- Exercise -
Copy the records below exactly, leaving out any pictures.

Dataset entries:
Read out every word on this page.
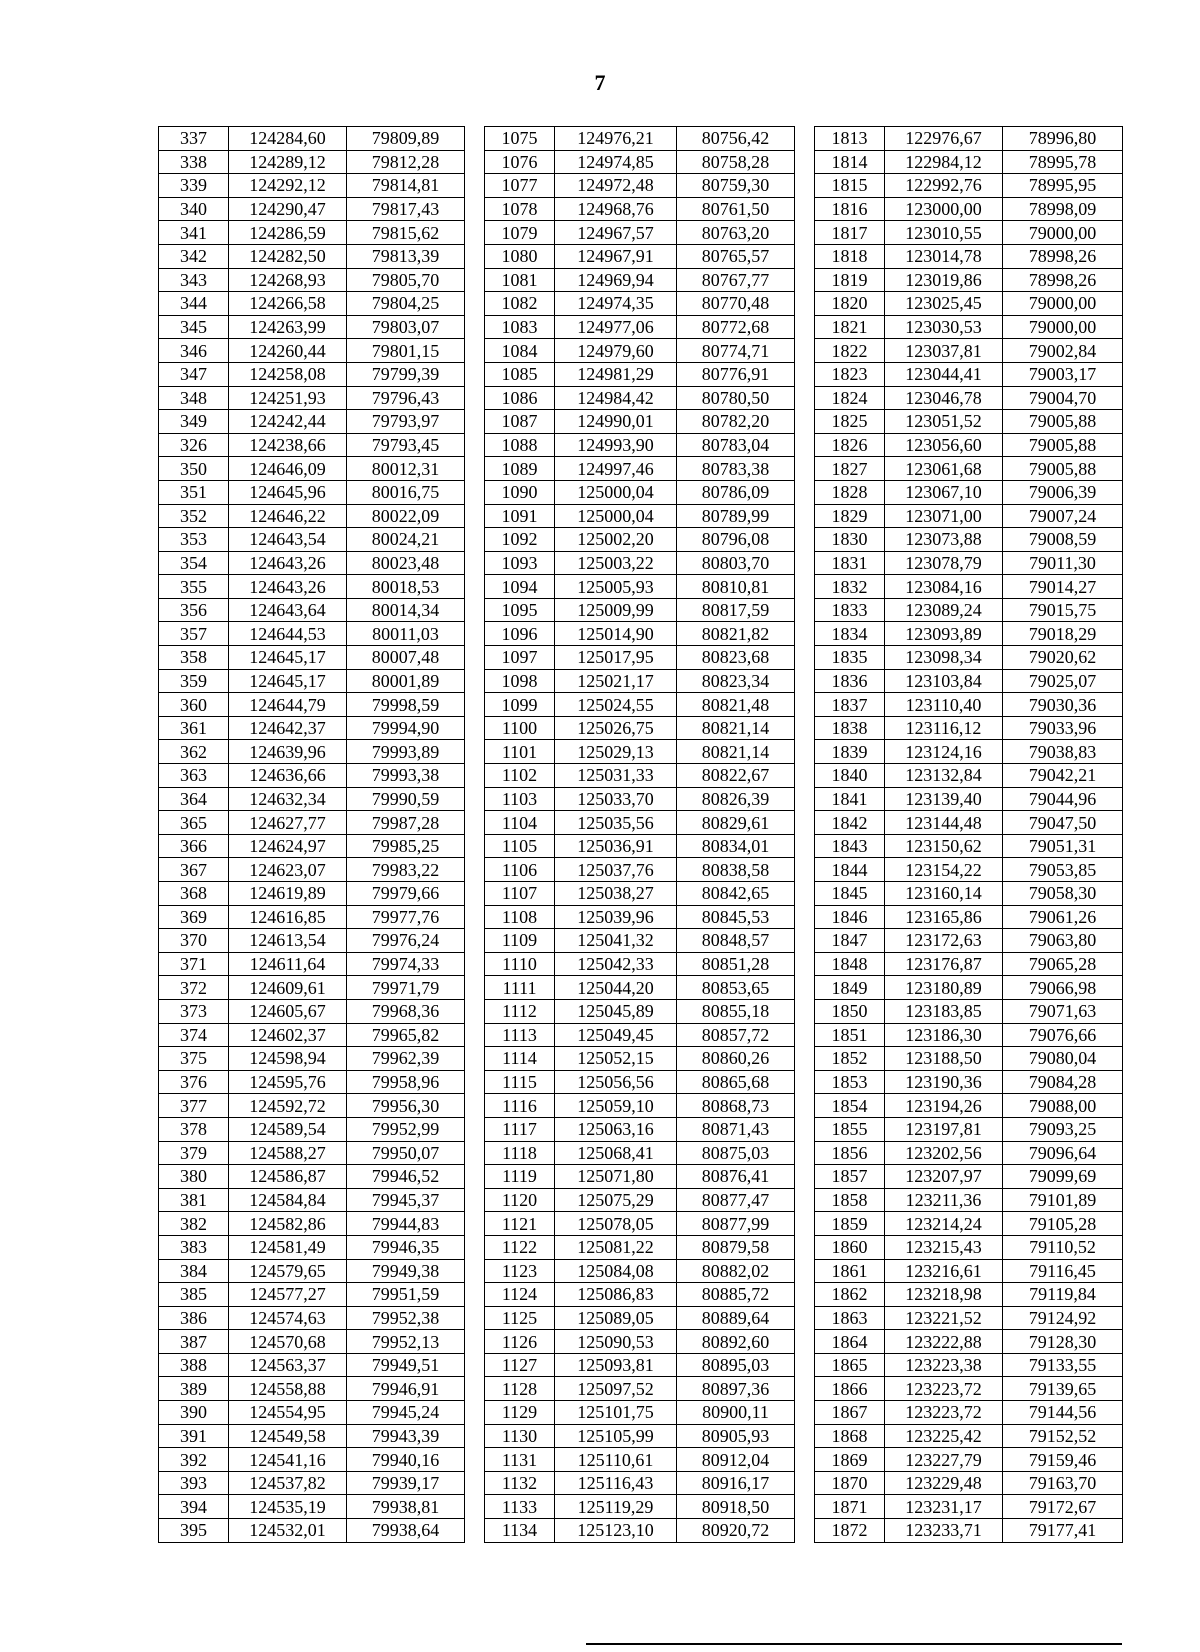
7
337	124284,60	79809,89		1075	124976,21	80756,42		1813	122976,67	78996,80
338	124289,12	79812,28		1076	124974,85	80758,28		1814	122984,12	78995,78
339	124292,12	79814,81		1077	124972,48	80759,30		1815	122992,76	78995,95
340	124290,47	79817,43		1078	124968,76	80761,50		1816	123000,00	78998,09
341	124286,59	79815,62		1079	124967,57	80763,20		1817	123010,55	79000,00
342	124282,50	79813,39		1080	124967,91	80765,57		1818	123014,78	78998,26
343	124268,93	79805,70		1081	124969,94	80767,77		1819	123019,86	78998,26
344	124266,58	79804,25		1082	124974,35	80770,48		1820	123025,45	79000,00
345	124263,99	79803,07		1083	124977,06	80772,68		1821	123030,53	79000,00
346	124260,44	79801,15		1084	124979,60	80774,71		1822	123037,81	79002,84
347	124258,08	79799,39		1085	124981,29	80776,91		1823	123044,41	79003,17
348	124251,93	79796,43		1086	124984,42	80780,50		1824	123046,78	79004,70
349	124242,44	79793,97		1087	124990,01	80782,20		1825	123051,52	79005,88
326	124238,66	79793,45		1088	124993,90	80783,04		1826	123056,60	79005,88
350	124646,09	80012,31		1089	124997,46	80783,38		1827	123061,68	79005,88
351	124645,96	80016,75		1090	125000,04	80786,09		1828	123067,10	79006,39
352	124646,22	80022,09		1091	125000,04	80789,99		1829	123071,00	79007,24
353	124643,54	80024,21		1092	125002,20	80796,08		1830	123073,88	79008,59
354	124643,26	80023,48		1093	125003,22	80803,70		1831	123078,79	79011,30
355	124643,26	80018,53		1094	125005,93	80810,81		1832	123084,16	79014,27
356	124643,64	80014,34		1095	125009,99	80817,59		1833	123089,24	79015,75
357	124644,53	80011,03		1096	125014,90	80821,82		1834	123093,89	79018,29
358	124645,17	80007,48		1097	125017,95	80823,68		1835	123098,34	79020,62
359	124645,17	80001,89		1098	125021,17	80823,34		1836	123103,84	79025,07
360	124644,79	79998,59		1099	125024,55	80821,48		1837	123110,40	79030,36
361	124642,37	79994,90		1100	125026,75	80821,14		1838	123116,12	79033,96
362	124639,96	79993,89		1101	125029,13	80821,14		1839	123124,16	79038,83
363	124636,66	79993,38		1102	125031,33	80822,67		1840	123132,84	79042,21
364	124632,34	79990,59		1103	125033,70	80826,39		1841	123139,40	79044,96
365	124627,77	79987,28		1104	125035,56	80829,61		1842	123144,48	79047,50
366	124624,97	79985,25		1105	125036,91	80834,01		1843	123150,62	79051,31
367	124623,07	79983,22		1106	125037,76	80838,58		1844	123154,22	79053,85
368	124619,89	79979,66		1107	125038,27	80842,65		1845	123160,14	79058,30
369	124616,85	79977,76		1108	125039,96	80845,53		1846	123165,86	79061,26
370	124613,54	79976,24		1109	125041,32	80848,57		1847	123172,63	79063,80
371	124611,64	79974,33		1110	125042,33	80851,28		1848	123176,87	79065,28
372	124609,61	79971,79		1111	125044,20	80853,65		1849	123180,89	79066,98
373	124605,67	79968,36		1112	125045,89	80855,18		1850	123183,85	79071,63
374	124602,37	79965,82		1113	125049,45	80857,72		1851	123186,30	79076,66
375	124598,94	79962,39		1114	125052,15	80860,26		1852	123188,50	79080,04
376	124595,76	79958,96		1115	125056,56	80865,68		1853	123190,36	79084,28
377	124592,72	79956,30		1116	125059,10	80868,73		1854	123194,26	79088,00
378	124589,54	79952,99		1117	125063,16	80871,43		1855	123197,81	79093,25
379	124588,27	79950,07		1118	125068,41	80875,03		1856	123202,56	79096,64
380	124586,87	79946,52		1119	125071,80	80876,41		1857	123207,97	79099,69
381	124584,84	79945,37		1120	125075,29	80877,47		1858	123211,36	79101,89
382	124582,86	79944,83		1121	125078,05	80877,99		1859	123214,24	79105,28
383	124581,49	79946,35		1122	125081,22	80879,58		1860	123215,43	79110,52
384	124579,65	79949,38		1123	125084,08	80882,02		1861	123216,61	79116,45
385	124577,27	79951,59		1124	125086,83	80885,72		1862	123218,98	79119,84
386	124574,63	79952,38		1125	125089,05	80889,64		1863	123221,52	79124,92
387	124570,68	79952,13		1126	125090,53	80892,60		1864	123222,88	79128,30
388	124563,37	79949,51		1127	125093,81	80895,03		1865	123223,38	79133,55
389	124558,88	79946,91		1128	125097,52	80897,36		1866	123223,72	79139,65
390	124554,95	79945,24		1129	125101,75	80900,11		1867	123223,72	79144,56
391	124549,58	79943,39		1130	125105,99	80905,93		1868	123225,42	79152,52
392	124541,16	79940,16		1131	125110,61	80912,04		1869	123227,79	79159,46
393	124537,82	79939,17		1132	125116,43	80916,17		1870	123229,48	79163,70
394	124535,19	79938,81		1133	125119,29	80918,50		1871	123231,17	79172,67
395	124532,01	79938,64		1134	125123,10	80920,72		1872	123233,71	79177,41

- Result of this exercise -
Read out every word on this page.
7
337	124284,60	79809,89		1075	124976,21	80756,42		1813	122976,67	78996,80
338	124289,12	79812,28		1076	124974,85	80758,28		1814	122984,12	78995,78
339	124292,12	79814,81		1077	124972,48	80759,30		1815	122992,76	78995,95
340	124290,47	79817,43		1078	124968,76	80761,50		1816	123000,00	78998,09
341	124286,59	79815,62		1079	124967,57	80763,20		1817	123010,55	79000,00
342	124282,50	79813,39		1080	124967,91	80765,57		1818	123014,78	78998,26
343	124268,93	79805,70		1081	124969,94	80767,77		1819	123019,86	78998,26
344	124266,58	79804,25		1082	124974,35	80770,48		1820	123025,45	79000,00
345	124263,99	79803,07		1083	124977,06	80772,68		1821	123030,53	79000,00
346	124260,44	79801,15		1084	124979,60	80774,71		1822	123037,81	79002,84
347	124258,08	79799,39		1085	124981,29	80776,91		1823	123044,41	79003,17
348	124251,93	79796,43		1086	124984,42	80780,50		1824	123046,78	79004,70
349	124242,44	79793,97		1087	124990,01	80782,20		1825	123051,52	79005,88
326	124238,66	79793,45		1088	124993,90	80783,04		1826	123056,60	79005,88
350	124646,09	80012,31		1089	124997,46	80783,38		1827	123061,68	79005,88
351	124645,96	80016,75		1090	125000,04	80786,09		1828	123067,10	79006,39
352	124646,22	80022,09		1091	125000,04	80789,99		1829	123071,00	79007,24
353	124643,54	80024,21		1092	125002,20	80796,08		1830	123073,88	79008,59
354	124643,26	80023,48		1093	125003,22	80803,70		1831	123078,79	79011,30
355	124643,26	80018,53		1094	125005,93	80810,81		1832	123084,16	79014,27
356	124643,64	80014,34		1095	125009,99	80817,59		1833	123089,24	79015,75
357	124644,53	80011,03		1096	125014,90	80821,82		1834	123093,89	79018,29
358	124645,17	80007,48		1097	125017,95	80823,68		1835	123098,34	79020,62
359	124645,17	80001,89		1098	125021,17	80823,34		1836	123103,84	79025,07
360	124644,79	79998,59		1099	125024,55	80821,48		1837	123110,40	79030,36
361	124642,37	79994,90		1100	125026,75	80821,14		1838	123116,12	79033,96
362	124639,96	79993,89		1101	125029,13	80821,14		1839	123124,16	79038,83
363	124636,66	79993,38		1102	125031,33	80822,67		1840	123132,84	79042,21
364	124632,34	79990,59		1103	125033,70	80826,39		1841	123139,40	79044,96
365	124627,77	79987,28		1104	125035,56	80829,61		1842	123144,48	79047,50
366	124624,97	79985,25		1105	125036,91	80834,01		1843	123150,62	79051,31
367	124623,07	79983,22		1106	125037,76	80838,58		1844	123154,22	79053,85
368	124619,89	79979,66		1107	125038,27	80842,65		1845	123160,14	79058,30
369	124616,85	79977,76		1108	125039,96	80845,53		1846	123165,86	79061,26
370	124613,54	79976,24		1109	125041,32	80848,57		1847	123172,63	79063,80
371	124611,64	79974,33		1110	125042,33	80851,28		1848	123176,87	79065,28
372	124609,61	79971,79		1111	125044,20	80853,65		1849	123180,89	79066,98
373	124605,67	79968,36		1112	125045,89	80855,18		1850	123183,85	79071,63
374	124602,37	79965,82		1113	125049,45	80857,72		1851	123186,30	79076,66
375	124598,94	79962,39		1114	125052,15	80860,26		1852	123188,50	79080,04
376	124595,76	79958,96		1115	125056,56	80865,68		1853	123190,36	79084,28
377	124592,72	79956,30		1116	125059,10	80868,73		1854	123194,26	79088,00
378	124589,54	79952,99		1117	125063,16	80871,43		1855	123197,81	79093,25
379	124588,27	79950,07		1118	125068,41	80875,03		1856	123202,56	79096,64
380	124586,87	79946,52		1119	125071,80	80876,41		1857	123207,97	79099,69
381	124584,84	79945,37		1120	125075,29	80877,47		1858	123211,36	79101,89
382	124582,86	79944,83		1121	125078,05	80877,99		1859	123214,24	79105,28
383	124581,49	79946,35		1122	125081,22	80879,58		1860	123215,43	79110,52
384	124579,65	79949,38		1123	125084,08	80882,02		1861	123216,61	79116,45
385	124577,27	79951,59		1124	125086,83	80885,72		1862	123218,98	79119,84
386	124574,63	79952,38		1125	125089,05	80889,64		1863	123221,52	79124,92
387	124570,68	79952,13		1126	125090,53	80892,60		1864	123222,88	79128,30
388	124563,37	79949,51		1127	125093,81	80895,03		1865	123223,38	79133,55
389	124558,88	79946,91		1128	125097,52	80897,36		1866	123223,72	79139,65
390	124554,95	79945,24		1129	125101,75	80900,11		1867	123223,72	79144,56
391	124549,58	79943,39		1130	125105,99	80905,93		1868	123225,42	79152,52
392	124541,16	79940,16		1131	125110,61	80912,04		1869	123227,79	79159,46
393	124537,82	79939,17		1132	125116,43	80916,17		1870	123229,48	79163,70
394	124535,19	79938,81		1133	125119,29	80918,50		1871	123231,17	79172,67
395	124532,01	79938,64		1134	125123,10	80920,72		1872	123233,71	79177,41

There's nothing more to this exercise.